**What to work on:** Report how many lines of the records below include the word "categories". Give nothing but the number.

## Begin Data rows

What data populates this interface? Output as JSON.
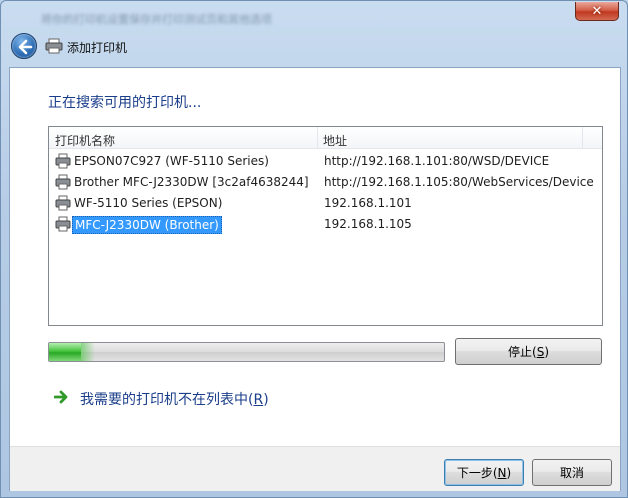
{
  "window": {
    "blurred_caption": "将你的打印机设置保存并打印测试页和其他选项",
    "close_glyph": "✕",
    "title": "添加打印机"
  },
  "main": {
    "heading": "正在搜索可用的打印机..."
  },
  "printer_list": {
    "columns": [
      "打印机名称",
      "地址"
    ],
    "rows": [
      {
        "name": "EPSON07C927 (WF-5110 Series)",
        "address": "http://192.168.1.101:80/WSD/DEVICE",
        "selected": false
      },
      {
        "name": "Brother MFC-J2330DW [3c2af4638244]",
        "address": "http://192.168.1.105:80/WebServices/Device",
        "selected": false
      },
      {
        "name": "WF-5110 Series (EPSON)",
        "address": "192.168.1.101",
        "selected": false
      },
      {
        "name": "MFC-J2330DW (Brother)",
        "address": "192.168.1.105",
        "selected": true
      }
    ]
  },
  "search_progress": {
    "percent": 8
  },
  "buttons": {
    "stop_label": "停止",
    "stop_accel": "S",
    "next_label": "下一步",
    "next_accel": "N",
    "cancel_label": "取消"
  },
  "link": {
    "text": "我需要的打印机不在列表中",
    "accel": "R"
  },
  "colors": {
    "heading": "#1a3e8a",
    "selection": "#3399ff",
    "progress": "#2aa826"
  },
  "icons": {
    "back": "back-arrow-icon",
    "printer": "printer-icon",
    "link_arrow": "green-arrow-icon"
  }
}
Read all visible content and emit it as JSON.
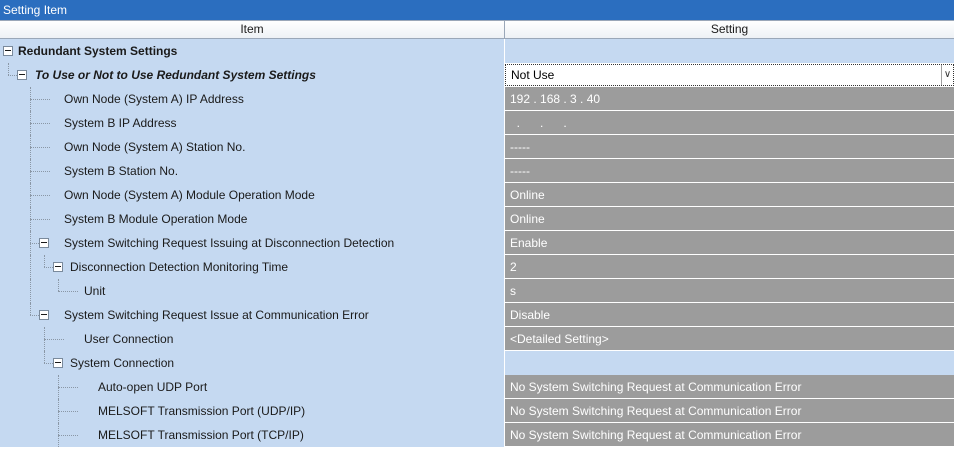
{
  "window": {
    "title": "Setting Item"
  },
  "columns": {
    "item": "Item",
    "setting": "Setting"
  },
  "rows": [
    {
      "label": "Redundant System Settings",
      "value": ""
    },
    {
      "label": "To Use or Not to Use Redundant System Settings",
      "value": "Not Use"
    },
    {
      "label": "Own Node (System A) IP Address",
      "value": "192 . 168 .  3 . 40"
    },
    {
      "label": "System B IP Address",
      "value": "  .      .      .   "
    },
    {
      "label": "Own Node (System A) Station No.",
      "value": "-----"
    },
    {
      "label": "System B Station No.",
      "value": "-----"
    },
    {
      "label": "Own Node (System A) Module Operation Mode",
      "value": "Online"
    },
    {
      "label": "System B Module Operation Mode",
      "value": "Online"
    },
    {
      "label": "System Switching Request Issuing at Disconnection Detection",
      "value": "Enable"
    },
    {
      "label": "Disconnection Detection Monitoring Time",
      "value": "2"
    },
    {
      "label": "Unit",
      "value": "s"
    },
    {
      "label": "System Switching Request Issue at Communication Error",
      "value": "Disable"
    },
    {
      "label": "User Connection",
      "value": "<Detailed Setting>"
    },
    {
      "label": "System Connection",
      "value": ""
    },
    {
      "label": "Auto-open UDP Port",
      "value": "No System Switching Request at Communication Error"
    },
    {
      "label": "MELSOFT Transmission Port (UDP/IP)",
      "value": "No System Switching Request at Communication Error"
    },
    {
      "label": "MELSOFT Transmission Port (TCP/IP)",
      "value": "No System Switching Request at Communication Error"
    }
  ],
  "dropdown": {
    "arrow_icon": "chevron-down-icon"
  }
}
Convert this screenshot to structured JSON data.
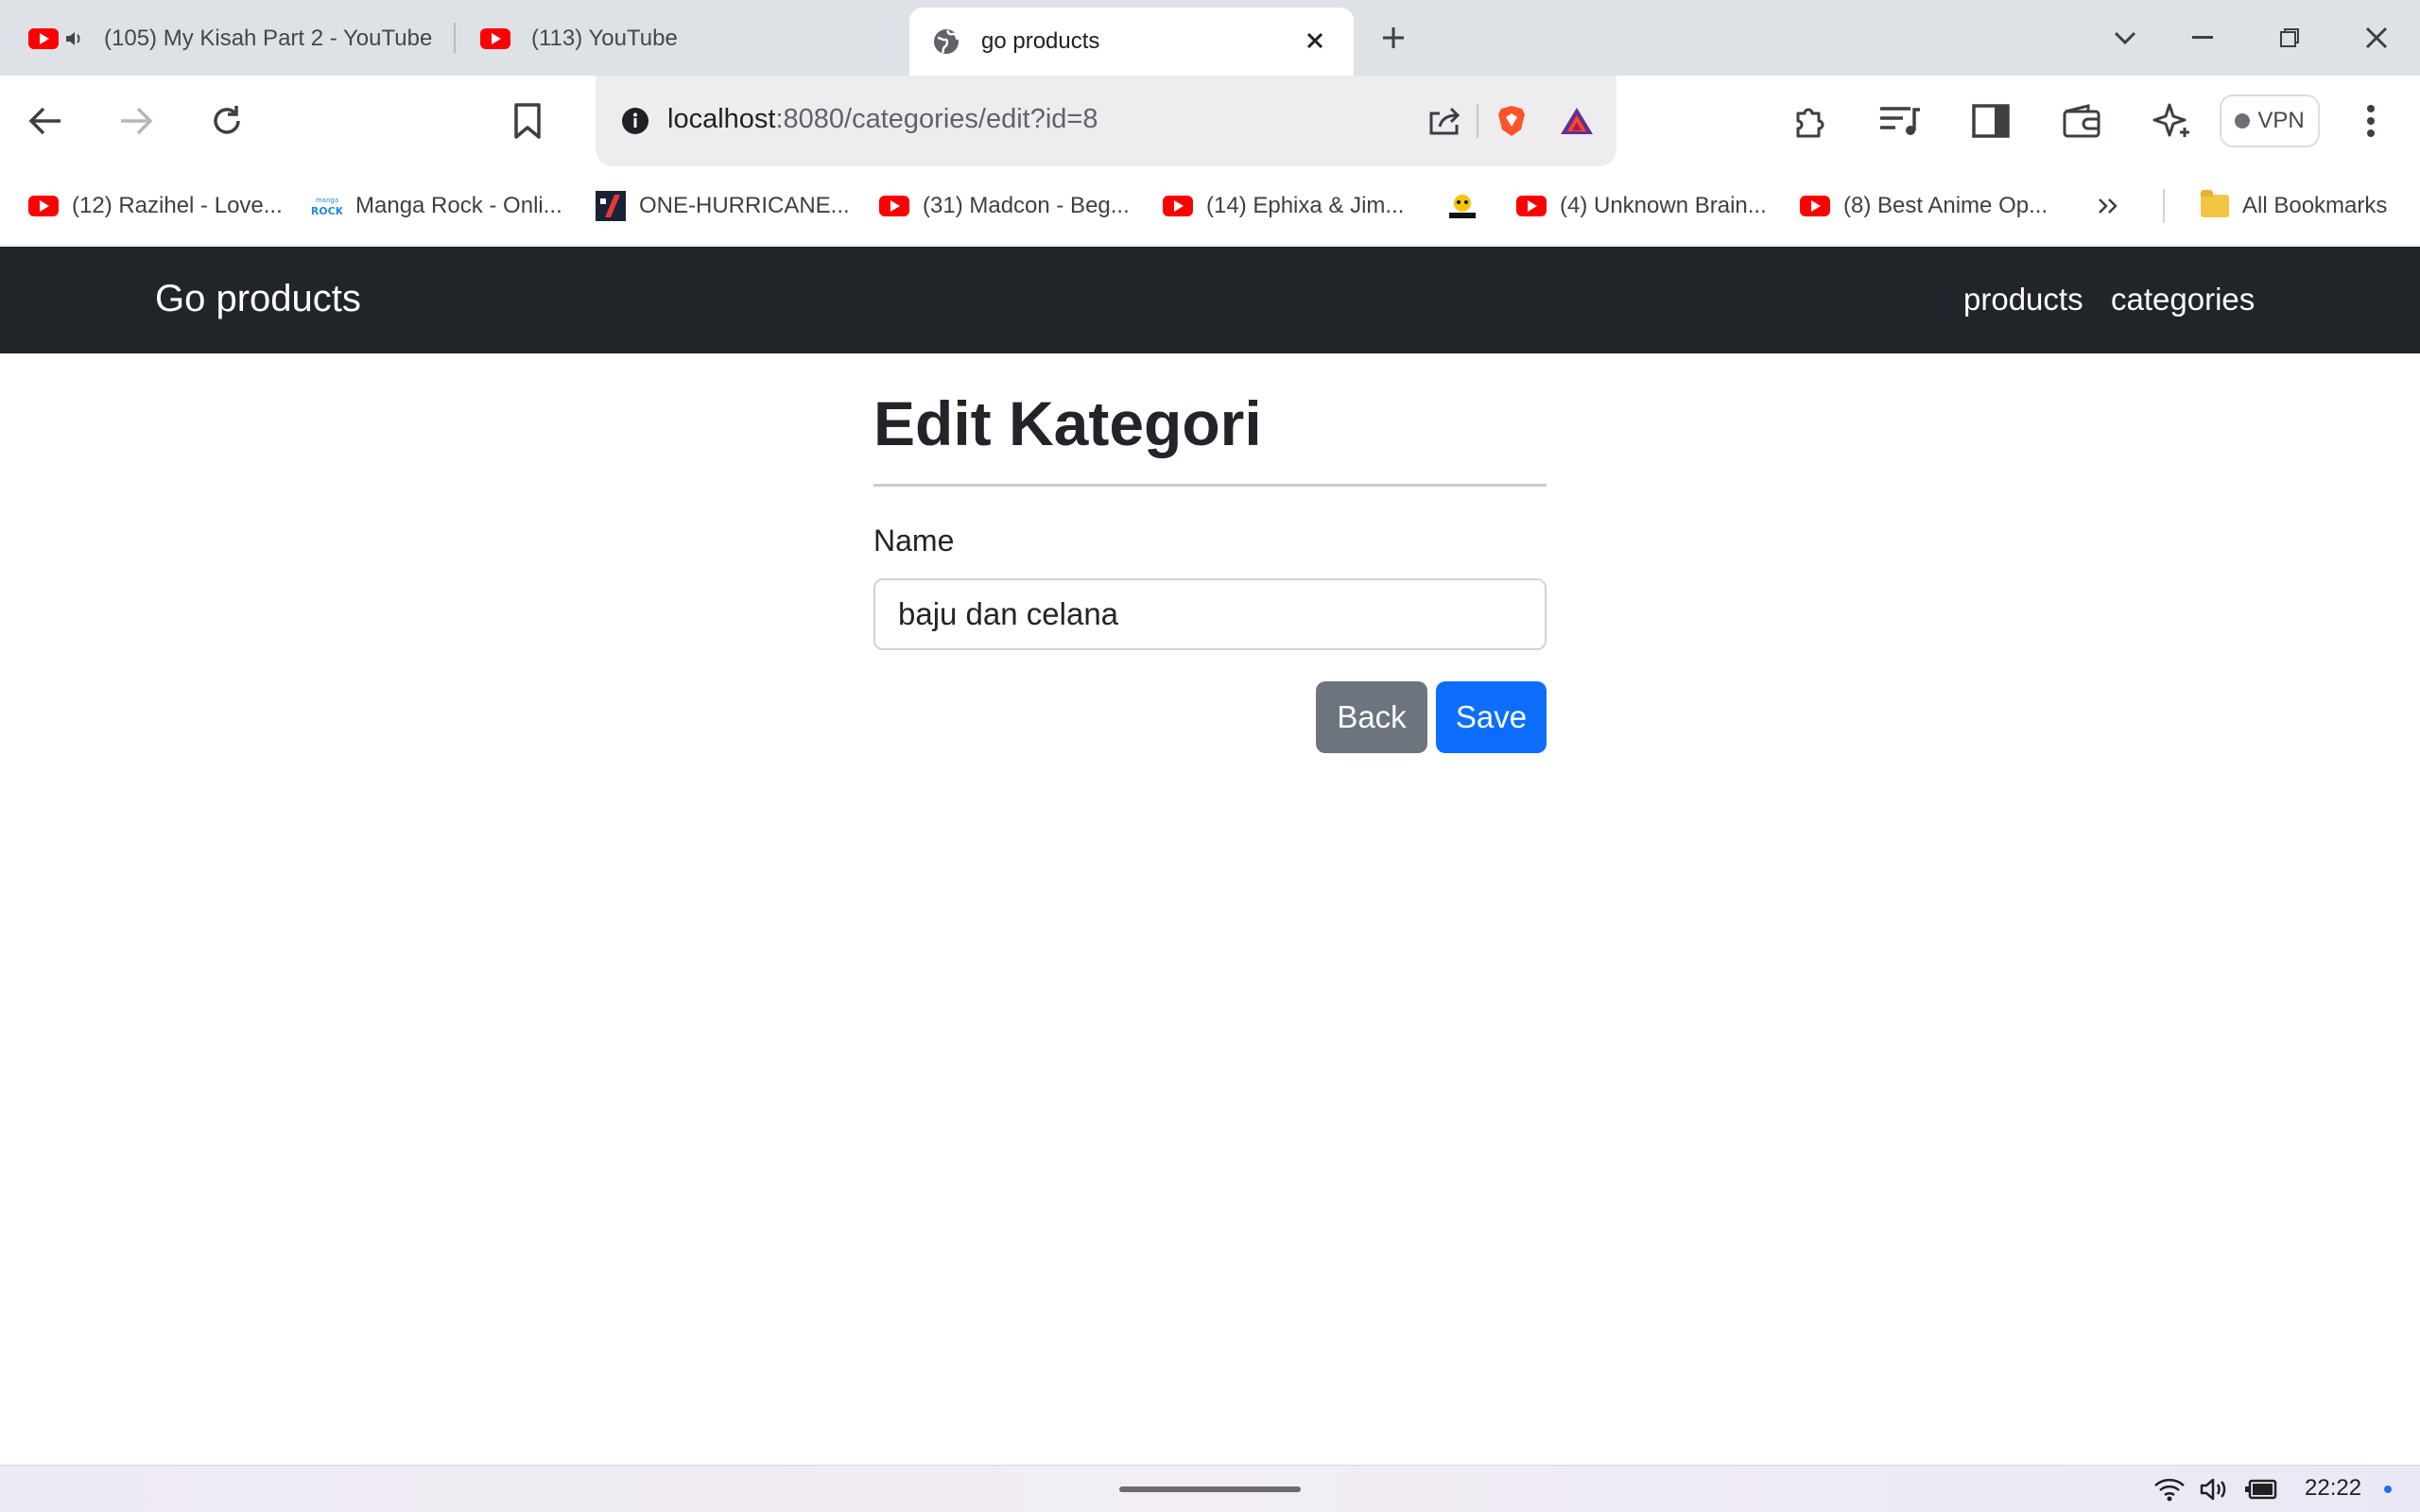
{
  "browser": {
    "tabs": [
      {
        "title": "(105) My Kisah Part 2 - YouTube",
        "favicon": "youtube-icon",
        "audio": "speaker-icon"
      },
      {
        "title": "(113) YouTube",
        "favicon": "youtube-icon"
      },
      {
        "title": "go products",
        "favicon": "globe-icon",
        "active": true
      }
    ],
    "address": {
      "host": "localhost",
      "rest": ":8080/categories/edit?id=8"
    },
    "vpn_label": "VPN",
    "bookmarks": [
      {
        "label": "(12) Razihel - Love...",
        "icon": "youtube-icon"
      },
      {
        "label": "Manga Rock - Onli...",
        "icon": "manga-rock-icon"
      },
      {
        "label": "ONE-HURRICANE...",
        "icon": "one-hurricane-icon"
      },
      {
        "label": "(31) Madcon - Beg...",
        "icon": "youtube-icon"
      },
      {
        "label": "(14) Ephixa & Jim...",
        "icon": "youtube-icon"
      },
      {
        "label": "",
        "icon": "anime-logo-icon"
      },
      {
        "label": "(4) Unknown Brain...",
        "icon": "youtube-icon"
      },
      {
        "label": "(8) Best Anime Op...",
        "icon": "youtube-icon"
      }
    ],
    "all_bookmarks_label": "All Bookmarks"
  },
  "page": {
    "brand": "Go products",
    "nav": [
      "products",
      "categories"
    ],
    "title": "Edit Kategori",
    "form": {
      "name_label": "Name",
      "name_value": "baju dan celana"
    },
    "buttons": {
      "back": "Back",
      "save": "Save"
    }
  },
  "system": {
    "time": "22:22"
  },
  "colors": {
    "navbar_bg": "#212529",
    "back_button": "#6c757d",
    "save_button": "#0d6efd",
    "youtube_red": "#ff0000",
    "brave_orange": "#fb542b"
  }
}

## End Data rows

**Final result:** 2